• **BRIEF**
Extract all lines in the data that contain the word "right".

===== DATA ENTRIES

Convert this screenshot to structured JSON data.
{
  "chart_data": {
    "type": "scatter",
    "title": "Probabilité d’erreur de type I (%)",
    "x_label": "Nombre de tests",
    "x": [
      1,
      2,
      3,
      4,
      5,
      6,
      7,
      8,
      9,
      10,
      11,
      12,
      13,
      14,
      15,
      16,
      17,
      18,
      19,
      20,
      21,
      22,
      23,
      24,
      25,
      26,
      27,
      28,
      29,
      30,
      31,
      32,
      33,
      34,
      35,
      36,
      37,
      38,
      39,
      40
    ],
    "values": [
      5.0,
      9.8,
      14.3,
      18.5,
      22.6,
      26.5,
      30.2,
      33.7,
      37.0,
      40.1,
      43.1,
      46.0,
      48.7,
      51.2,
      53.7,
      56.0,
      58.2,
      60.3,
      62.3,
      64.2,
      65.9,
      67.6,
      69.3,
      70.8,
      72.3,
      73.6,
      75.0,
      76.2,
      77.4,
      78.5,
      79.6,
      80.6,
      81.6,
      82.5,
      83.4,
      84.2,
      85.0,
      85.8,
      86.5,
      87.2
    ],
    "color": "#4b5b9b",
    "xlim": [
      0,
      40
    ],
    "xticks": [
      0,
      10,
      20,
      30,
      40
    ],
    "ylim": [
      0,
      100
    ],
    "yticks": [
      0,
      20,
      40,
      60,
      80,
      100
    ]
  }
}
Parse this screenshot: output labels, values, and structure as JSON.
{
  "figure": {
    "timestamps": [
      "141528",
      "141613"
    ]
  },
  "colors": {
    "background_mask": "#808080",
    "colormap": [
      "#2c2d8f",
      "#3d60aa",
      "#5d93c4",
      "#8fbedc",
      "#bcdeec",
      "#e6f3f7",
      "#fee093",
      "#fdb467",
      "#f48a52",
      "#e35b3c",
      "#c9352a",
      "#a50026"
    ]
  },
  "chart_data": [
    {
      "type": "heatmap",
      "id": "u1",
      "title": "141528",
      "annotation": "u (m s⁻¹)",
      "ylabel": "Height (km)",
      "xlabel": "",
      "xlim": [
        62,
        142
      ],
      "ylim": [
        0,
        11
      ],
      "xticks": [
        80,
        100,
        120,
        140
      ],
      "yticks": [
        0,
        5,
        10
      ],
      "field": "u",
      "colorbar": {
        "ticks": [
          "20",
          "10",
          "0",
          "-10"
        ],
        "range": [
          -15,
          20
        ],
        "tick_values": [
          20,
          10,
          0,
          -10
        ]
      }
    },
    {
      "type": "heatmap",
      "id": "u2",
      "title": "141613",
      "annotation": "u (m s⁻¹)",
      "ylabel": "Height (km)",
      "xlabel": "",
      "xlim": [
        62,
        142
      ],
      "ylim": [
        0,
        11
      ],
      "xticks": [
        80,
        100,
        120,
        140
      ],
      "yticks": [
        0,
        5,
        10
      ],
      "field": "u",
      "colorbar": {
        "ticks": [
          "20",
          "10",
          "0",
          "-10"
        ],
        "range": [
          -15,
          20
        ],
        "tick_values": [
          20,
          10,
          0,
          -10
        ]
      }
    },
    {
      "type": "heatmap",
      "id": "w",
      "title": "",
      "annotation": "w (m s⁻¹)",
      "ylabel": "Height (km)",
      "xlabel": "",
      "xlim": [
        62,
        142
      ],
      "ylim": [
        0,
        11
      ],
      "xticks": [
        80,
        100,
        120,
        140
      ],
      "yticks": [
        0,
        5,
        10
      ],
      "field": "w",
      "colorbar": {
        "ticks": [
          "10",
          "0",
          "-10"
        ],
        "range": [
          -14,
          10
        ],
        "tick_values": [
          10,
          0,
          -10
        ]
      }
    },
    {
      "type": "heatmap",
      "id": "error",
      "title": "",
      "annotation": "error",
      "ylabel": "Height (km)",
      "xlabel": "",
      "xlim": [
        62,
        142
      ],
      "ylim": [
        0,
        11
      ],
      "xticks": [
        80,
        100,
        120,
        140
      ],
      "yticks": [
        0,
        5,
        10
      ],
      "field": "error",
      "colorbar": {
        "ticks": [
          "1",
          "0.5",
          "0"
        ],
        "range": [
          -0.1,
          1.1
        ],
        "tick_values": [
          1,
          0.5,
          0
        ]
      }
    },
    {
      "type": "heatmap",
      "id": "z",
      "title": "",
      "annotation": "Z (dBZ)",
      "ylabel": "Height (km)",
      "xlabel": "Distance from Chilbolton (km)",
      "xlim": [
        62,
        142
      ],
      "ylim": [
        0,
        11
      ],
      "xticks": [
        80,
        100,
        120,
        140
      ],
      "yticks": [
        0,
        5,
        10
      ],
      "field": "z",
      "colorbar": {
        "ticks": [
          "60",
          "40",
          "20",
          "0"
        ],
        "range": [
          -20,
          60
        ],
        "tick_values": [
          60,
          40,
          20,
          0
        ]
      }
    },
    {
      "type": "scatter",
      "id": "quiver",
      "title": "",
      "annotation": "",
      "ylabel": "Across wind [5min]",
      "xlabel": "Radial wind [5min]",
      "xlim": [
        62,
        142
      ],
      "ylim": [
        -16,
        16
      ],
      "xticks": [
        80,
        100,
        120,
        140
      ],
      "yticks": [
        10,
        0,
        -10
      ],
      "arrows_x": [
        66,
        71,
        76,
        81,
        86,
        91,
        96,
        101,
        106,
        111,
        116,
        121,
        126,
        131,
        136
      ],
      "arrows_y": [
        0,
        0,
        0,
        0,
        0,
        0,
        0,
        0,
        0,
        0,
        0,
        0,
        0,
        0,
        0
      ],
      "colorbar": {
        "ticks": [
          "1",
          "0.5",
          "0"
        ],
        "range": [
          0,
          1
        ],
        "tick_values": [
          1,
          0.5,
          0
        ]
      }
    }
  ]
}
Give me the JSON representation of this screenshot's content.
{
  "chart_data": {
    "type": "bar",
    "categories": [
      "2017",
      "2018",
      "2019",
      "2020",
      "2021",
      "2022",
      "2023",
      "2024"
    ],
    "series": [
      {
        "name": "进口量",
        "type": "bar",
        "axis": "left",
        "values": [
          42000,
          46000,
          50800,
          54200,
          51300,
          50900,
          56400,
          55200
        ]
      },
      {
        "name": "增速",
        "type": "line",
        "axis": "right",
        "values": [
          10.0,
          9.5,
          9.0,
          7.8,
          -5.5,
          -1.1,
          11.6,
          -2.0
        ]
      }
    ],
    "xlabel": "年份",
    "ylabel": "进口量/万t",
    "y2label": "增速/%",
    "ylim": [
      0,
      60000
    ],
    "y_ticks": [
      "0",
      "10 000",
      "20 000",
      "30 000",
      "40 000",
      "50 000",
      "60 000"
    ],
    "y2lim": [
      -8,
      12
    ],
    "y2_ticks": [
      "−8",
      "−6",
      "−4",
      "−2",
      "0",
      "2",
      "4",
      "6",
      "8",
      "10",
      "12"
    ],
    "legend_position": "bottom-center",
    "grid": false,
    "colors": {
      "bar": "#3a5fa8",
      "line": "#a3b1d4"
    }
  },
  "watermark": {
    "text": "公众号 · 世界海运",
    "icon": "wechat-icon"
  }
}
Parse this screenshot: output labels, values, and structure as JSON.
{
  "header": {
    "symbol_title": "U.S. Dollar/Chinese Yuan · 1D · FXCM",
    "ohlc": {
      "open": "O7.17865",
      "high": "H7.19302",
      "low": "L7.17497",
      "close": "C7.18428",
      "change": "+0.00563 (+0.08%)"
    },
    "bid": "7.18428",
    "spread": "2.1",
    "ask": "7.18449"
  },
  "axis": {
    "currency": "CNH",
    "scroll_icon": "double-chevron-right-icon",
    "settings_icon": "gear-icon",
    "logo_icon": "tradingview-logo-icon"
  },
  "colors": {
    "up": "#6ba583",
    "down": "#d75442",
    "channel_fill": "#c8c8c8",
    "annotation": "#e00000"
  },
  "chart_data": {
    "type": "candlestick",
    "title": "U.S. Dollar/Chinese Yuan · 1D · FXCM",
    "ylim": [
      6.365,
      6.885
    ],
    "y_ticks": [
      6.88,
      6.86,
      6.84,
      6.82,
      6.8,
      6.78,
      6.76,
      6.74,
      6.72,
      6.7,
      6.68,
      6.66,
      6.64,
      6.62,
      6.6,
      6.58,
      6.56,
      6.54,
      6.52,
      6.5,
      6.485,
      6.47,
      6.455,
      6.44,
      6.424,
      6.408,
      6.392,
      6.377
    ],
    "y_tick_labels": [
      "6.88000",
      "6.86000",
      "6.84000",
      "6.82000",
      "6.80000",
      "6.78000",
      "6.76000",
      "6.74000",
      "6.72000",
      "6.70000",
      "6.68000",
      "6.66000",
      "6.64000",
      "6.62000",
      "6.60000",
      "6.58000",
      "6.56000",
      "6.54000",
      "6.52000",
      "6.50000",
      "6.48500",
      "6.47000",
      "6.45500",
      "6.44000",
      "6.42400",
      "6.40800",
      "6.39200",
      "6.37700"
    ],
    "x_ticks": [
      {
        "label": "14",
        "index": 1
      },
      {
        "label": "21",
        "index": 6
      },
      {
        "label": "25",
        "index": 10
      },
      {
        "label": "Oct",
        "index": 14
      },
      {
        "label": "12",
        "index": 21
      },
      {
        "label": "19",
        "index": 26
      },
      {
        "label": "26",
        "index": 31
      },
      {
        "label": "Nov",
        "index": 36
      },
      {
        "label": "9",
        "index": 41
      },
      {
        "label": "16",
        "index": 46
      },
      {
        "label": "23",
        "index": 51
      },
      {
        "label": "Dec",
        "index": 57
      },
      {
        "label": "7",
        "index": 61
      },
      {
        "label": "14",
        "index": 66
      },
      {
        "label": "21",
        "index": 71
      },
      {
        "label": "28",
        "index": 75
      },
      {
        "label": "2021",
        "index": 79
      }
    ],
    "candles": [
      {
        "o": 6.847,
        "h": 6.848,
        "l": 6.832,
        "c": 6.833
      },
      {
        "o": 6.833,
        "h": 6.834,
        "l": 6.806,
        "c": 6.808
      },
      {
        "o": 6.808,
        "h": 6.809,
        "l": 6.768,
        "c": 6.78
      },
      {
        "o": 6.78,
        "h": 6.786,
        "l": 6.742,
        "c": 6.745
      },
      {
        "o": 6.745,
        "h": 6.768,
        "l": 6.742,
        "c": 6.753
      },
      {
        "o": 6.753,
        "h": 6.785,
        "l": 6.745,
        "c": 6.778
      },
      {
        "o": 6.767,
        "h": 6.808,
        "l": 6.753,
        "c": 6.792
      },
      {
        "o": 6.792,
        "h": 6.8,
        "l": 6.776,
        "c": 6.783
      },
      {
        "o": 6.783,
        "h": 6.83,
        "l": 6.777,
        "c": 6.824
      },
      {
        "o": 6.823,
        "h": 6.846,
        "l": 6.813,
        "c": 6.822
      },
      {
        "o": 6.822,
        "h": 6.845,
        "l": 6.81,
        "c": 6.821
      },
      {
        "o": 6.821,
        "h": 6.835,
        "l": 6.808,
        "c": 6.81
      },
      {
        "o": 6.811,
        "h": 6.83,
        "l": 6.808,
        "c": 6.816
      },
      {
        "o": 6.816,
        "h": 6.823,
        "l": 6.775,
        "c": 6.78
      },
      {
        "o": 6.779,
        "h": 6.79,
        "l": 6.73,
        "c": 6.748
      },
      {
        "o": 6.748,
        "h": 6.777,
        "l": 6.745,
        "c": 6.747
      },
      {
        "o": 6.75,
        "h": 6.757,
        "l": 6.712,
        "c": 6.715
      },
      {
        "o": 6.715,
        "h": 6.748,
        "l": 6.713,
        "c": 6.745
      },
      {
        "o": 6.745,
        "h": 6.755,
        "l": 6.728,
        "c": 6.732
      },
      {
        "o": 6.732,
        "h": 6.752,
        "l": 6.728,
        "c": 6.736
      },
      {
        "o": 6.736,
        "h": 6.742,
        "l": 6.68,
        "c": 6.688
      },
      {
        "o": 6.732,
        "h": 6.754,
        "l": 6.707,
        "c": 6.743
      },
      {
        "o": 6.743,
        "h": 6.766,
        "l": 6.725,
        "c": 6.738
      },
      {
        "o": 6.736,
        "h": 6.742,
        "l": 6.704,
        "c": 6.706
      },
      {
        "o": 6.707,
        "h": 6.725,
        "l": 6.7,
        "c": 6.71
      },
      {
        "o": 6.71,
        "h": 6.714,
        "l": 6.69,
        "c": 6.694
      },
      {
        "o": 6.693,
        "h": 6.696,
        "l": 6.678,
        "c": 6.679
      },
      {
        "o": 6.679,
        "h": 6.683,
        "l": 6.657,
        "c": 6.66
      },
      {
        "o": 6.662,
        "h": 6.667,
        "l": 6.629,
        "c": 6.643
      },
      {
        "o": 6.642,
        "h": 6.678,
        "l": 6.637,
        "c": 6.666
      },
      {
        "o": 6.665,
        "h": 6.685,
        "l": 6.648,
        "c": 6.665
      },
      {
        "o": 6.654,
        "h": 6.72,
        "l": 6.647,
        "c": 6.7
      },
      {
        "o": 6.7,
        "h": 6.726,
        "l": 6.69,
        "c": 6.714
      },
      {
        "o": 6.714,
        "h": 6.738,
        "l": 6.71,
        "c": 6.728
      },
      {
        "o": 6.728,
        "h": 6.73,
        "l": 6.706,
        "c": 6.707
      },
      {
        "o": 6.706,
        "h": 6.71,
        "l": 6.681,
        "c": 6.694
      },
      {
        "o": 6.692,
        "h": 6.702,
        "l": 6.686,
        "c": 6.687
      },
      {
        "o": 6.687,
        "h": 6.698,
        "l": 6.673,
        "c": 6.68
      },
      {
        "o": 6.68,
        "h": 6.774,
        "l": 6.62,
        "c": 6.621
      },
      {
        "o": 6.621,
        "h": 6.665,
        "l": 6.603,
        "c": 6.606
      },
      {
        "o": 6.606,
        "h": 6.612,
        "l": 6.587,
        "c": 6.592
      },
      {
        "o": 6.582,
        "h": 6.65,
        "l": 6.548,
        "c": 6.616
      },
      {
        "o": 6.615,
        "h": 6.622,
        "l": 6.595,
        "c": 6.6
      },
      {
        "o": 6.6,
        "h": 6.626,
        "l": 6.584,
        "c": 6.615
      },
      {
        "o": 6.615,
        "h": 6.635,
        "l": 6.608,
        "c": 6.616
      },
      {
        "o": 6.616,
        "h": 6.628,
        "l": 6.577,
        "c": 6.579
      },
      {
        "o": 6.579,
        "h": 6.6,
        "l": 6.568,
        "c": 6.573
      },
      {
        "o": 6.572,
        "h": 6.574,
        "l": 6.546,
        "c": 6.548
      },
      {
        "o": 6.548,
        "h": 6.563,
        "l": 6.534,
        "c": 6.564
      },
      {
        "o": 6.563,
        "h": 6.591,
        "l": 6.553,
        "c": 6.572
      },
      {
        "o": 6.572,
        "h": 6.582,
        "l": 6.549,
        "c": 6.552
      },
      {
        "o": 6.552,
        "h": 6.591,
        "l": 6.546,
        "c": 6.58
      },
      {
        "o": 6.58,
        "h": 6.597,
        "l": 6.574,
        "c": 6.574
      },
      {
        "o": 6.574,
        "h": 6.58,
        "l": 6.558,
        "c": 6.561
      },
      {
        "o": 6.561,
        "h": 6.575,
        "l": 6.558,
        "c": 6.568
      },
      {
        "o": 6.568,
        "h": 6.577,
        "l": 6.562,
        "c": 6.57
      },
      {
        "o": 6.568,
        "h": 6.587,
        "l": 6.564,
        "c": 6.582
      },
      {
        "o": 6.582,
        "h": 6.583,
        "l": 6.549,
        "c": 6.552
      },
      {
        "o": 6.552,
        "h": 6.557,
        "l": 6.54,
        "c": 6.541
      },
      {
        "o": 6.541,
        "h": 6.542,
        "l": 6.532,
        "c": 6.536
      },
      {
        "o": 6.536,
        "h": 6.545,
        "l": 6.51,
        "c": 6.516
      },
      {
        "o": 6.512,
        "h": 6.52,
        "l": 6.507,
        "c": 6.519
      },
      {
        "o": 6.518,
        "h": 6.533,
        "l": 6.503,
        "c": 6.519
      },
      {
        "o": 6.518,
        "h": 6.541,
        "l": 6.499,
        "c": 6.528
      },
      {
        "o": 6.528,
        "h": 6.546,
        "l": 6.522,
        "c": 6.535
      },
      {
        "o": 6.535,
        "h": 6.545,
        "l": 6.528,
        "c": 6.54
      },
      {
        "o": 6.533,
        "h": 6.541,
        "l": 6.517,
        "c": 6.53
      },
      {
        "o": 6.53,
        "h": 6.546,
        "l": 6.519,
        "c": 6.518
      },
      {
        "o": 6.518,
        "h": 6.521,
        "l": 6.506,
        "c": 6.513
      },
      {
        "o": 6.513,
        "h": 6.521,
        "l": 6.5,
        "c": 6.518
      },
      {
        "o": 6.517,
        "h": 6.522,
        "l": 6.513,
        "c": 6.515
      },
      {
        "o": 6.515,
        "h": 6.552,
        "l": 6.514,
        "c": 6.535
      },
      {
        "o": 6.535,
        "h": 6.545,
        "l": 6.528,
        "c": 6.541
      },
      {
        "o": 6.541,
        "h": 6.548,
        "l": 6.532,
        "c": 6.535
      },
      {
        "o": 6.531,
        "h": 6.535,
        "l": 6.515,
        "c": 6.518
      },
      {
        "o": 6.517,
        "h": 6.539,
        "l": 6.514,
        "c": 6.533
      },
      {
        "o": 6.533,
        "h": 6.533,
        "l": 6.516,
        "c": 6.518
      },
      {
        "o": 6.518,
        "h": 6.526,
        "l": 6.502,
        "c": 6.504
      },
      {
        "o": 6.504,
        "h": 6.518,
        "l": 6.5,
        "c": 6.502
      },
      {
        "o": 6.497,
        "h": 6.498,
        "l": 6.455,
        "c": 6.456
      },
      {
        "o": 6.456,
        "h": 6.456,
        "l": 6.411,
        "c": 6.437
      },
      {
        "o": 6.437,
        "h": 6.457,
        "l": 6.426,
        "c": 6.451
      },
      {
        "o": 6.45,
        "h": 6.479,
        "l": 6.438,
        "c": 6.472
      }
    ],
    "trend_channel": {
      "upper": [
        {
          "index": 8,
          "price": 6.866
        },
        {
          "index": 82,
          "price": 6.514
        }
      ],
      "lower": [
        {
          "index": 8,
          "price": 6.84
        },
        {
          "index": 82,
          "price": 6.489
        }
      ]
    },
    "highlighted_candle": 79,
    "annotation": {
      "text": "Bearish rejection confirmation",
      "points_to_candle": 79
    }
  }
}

==========

• **TASK RESULT**
        "axis": "right",
    "scroll_icon": "double-chevron-right-icon",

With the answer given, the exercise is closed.